*SHORT PROBLEM*
Gather all lines with the word "title" in them.

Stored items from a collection
::::::::
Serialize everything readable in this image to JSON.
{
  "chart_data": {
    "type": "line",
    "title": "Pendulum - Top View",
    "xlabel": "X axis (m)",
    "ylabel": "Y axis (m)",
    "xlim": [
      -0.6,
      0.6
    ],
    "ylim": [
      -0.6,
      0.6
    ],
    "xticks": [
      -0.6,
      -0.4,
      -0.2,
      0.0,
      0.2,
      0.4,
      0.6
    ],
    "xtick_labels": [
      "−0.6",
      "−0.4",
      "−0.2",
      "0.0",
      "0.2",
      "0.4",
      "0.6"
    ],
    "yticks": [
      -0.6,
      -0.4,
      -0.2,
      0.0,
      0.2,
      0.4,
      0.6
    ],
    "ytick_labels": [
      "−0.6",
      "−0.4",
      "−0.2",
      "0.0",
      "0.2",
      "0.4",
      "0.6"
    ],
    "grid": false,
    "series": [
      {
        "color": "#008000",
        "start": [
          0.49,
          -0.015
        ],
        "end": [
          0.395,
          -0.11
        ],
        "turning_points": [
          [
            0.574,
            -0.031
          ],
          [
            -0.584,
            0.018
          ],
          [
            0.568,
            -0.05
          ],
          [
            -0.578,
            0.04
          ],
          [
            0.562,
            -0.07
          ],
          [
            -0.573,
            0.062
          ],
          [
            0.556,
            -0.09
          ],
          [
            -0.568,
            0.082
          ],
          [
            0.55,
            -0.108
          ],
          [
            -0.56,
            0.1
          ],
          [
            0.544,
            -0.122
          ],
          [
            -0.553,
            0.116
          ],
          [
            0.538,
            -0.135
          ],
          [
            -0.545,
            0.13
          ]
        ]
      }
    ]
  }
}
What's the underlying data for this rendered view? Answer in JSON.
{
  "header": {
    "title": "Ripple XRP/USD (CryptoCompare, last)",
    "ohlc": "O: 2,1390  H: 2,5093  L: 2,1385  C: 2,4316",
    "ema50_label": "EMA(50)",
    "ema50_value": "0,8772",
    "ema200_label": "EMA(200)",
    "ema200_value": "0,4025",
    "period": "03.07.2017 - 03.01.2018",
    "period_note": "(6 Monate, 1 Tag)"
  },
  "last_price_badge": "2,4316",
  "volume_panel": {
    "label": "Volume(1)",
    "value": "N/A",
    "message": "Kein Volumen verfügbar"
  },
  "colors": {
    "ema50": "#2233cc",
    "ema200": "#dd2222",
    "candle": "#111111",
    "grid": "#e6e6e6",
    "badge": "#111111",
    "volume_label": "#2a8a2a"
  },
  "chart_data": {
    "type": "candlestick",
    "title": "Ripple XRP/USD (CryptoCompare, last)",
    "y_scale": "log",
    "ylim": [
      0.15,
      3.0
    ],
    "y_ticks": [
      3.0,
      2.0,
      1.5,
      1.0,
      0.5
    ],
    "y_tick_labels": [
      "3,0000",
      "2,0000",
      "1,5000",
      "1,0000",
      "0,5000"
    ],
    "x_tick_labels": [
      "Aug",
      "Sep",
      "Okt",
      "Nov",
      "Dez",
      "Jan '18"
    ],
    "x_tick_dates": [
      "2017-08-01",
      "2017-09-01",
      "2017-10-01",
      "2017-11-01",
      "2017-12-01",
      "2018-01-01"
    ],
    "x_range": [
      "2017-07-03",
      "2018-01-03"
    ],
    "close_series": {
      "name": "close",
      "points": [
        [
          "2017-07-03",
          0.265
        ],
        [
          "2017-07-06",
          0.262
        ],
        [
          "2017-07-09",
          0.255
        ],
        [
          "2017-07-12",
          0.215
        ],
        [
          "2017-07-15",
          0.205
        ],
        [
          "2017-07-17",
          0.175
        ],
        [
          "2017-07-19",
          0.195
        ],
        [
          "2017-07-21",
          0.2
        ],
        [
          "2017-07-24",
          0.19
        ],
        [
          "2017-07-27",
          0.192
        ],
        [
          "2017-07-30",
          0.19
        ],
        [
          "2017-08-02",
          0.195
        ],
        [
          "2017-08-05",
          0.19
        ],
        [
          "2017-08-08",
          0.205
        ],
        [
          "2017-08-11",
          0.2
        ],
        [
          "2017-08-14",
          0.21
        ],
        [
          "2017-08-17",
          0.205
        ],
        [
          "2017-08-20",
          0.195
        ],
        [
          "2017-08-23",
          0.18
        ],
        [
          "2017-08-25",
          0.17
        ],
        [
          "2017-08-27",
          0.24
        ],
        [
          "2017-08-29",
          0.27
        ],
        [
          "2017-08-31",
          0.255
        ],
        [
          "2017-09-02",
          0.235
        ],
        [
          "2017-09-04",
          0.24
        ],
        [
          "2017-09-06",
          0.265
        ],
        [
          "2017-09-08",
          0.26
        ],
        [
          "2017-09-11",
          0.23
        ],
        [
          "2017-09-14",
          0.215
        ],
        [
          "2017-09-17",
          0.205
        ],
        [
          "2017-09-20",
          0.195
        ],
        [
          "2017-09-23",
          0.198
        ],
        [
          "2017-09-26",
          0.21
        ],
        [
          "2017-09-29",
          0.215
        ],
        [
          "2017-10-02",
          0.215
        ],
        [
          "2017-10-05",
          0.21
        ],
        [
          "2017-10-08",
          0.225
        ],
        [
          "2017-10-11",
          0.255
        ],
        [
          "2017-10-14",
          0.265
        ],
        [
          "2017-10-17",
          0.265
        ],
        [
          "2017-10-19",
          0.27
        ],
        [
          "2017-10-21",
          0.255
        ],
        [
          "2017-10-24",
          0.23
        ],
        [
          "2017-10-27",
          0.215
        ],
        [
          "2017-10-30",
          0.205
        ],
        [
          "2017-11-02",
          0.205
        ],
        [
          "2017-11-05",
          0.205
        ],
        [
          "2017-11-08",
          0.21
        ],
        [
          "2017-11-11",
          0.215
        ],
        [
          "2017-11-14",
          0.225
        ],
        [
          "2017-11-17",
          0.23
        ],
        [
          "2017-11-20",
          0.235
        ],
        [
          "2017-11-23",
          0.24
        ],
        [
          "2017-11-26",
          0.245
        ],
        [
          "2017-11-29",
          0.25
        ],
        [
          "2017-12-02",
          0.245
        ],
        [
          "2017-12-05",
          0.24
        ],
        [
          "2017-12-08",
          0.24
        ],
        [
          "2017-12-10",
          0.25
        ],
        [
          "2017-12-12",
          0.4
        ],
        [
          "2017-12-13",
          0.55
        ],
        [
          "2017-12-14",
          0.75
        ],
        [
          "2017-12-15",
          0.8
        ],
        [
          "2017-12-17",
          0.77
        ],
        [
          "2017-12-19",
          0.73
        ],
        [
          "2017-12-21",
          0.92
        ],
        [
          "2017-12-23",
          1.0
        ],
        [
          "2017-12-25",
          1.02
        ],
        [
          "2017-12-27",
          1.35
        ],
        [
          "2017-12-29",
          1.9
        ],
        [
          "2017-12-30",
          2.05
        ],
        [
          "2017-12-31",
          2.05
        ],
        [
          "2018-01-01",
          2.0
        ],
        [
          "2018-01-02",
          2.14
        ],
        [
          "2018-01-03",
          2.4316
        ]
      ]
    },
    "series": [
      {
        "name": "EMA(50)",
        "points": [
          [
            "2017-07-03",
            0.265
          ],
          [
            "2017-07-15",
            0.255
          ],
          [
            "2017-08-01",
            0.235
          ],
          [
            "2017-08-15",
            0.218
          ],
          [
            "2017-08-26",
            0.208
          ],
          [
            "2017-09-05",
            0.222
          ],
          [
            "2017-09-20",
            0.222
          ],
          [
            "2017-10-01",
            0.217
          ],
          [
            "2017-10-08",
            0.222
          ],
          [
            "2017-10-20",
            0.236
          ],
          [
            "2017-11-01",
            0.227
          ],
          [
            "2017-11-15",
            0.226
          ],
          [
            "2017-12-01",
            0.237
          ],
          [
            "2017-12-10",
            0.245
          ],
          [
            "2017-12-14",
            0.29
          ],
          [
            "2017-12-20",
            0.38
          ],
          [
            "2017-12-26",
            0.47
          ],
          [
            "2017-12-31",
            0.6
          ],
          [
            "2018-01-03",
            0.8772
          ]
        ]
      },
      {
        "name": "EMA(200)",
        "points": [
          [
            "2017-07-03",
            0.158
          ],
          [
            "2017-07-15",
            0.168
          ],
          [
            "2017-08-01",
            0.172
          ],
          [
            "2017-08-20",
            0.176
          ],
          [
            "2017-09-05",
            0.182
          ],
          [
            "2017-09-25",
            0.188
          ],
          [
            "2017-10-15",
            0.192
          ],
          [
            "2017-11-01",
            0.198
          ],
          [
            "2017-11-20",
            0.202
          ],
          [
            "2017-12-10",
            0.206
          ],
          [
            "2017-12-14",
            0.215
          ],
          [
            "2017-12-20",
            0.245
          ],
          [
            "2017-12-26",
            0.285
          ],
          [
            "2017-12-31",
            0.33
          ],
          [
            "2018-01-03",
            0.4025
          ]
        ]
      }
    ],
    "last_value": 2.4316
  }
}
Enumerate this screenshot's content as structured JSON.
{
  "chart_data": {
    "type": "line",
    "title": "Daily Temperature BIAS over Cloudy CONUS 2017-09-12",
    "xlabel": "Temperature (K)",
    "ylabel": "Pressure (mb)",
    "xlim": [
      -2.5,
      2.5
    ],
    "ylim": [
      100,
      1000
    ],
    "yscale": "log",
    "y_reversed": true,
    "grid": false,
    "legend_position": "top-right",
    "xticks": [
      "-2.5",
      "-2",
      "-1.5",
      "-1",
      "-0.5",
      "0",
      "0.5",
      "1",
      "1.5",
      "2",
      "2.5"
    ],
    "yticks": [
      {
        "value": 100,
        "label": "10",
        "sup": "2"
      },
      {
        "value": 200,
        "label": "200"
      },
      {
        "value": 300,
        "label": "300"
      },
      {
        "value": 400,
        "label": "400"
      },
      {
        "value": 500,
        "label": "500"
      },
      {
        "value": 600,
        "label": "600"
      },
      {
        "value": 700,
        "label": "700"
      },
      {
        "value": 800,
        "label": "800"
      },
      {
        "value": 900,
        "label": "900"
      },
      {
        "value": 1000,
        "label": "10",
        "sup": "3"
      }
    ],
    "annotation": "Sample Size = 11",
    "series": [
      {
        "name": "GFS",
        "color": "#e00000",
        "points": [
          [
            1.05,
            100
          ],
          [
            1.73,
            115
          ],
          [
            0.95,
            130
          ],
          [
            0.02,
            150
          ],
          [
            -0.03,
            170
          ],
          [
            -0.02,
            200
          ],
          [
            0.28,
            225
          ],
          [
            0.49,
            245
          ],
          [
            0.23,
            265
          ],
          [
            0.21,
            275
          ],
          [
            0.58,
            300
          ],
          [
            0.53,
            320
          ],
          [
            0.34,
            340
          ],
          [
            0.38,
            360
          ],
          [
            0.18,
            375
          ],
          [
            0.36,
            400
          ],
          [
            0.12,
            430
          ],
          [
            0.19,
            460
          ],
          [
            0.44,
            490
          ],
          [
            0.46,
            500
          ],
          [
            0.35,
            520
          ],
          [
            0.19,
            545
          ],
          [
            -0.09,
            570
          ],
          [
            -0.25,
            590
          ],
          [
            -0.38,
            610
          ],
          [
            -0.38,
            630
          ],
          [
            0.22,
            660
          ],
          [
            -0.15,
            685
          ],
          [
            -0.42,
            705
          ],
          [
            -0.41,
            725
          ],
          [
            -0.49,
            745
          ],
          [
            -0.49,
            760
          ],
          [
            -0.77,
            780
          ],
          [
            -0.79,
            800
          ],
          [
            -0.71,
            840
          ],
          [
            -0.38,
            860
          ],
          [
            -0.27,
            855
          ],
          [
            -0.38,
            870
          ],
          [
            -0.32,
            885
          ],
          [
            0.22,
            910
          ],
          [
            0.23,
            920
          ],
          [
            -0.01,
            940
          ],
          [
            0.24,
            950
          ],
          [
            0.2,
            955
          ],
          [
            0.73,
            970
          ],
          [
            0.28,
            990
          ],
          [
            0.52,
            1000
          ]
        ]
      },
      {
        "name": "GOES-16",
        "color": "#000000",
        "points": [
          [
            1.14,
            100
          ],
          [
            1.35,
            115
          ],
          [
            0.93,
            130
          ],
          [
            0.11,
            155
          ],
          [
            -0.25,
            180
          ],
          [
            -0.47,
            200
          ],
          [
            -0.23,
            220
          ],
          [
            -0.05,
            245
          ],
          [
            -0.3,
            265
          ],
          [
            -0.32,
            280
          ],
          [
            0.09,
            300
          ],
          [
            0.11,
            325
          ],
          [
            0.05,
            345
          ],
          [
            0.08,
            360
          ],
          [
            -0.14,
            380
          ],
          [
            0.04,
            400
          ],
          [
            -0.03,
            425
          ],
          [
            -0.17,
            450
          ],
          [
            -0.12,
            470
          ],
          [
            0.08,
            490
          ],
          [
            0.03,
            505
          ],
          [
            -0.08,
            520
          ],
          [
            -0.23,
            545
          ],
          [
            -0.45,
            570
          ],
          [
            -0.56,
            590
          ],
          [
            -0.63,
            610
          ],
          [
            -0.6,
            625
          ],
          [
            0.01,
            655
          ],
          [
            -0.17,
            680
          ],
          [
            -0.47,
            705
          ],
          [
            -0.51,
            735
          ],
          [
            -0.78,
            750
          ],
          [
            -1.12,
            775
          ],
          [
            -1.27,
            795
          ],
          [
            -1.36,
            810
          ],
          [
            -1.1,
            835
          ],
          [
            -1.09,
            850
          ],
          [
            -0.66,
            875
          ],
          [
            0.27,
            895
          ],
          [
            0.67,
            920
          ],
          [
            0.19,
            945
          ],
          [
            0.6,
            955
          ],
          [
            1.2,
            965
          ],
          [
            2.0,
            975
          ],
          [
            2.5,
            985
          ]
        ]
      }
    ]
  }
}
::::::::
*OUTPUT BELOW*
    "title": "Pendulum - Top View",
    "title": "Ripple XRP/USD (CryptoCompare, last)",
    "title": "Ripple XRP/USD (CryptoCompare, last)",
    "title": "Daily Temperature BIAS over Cloudy CONUS 2017-09-12",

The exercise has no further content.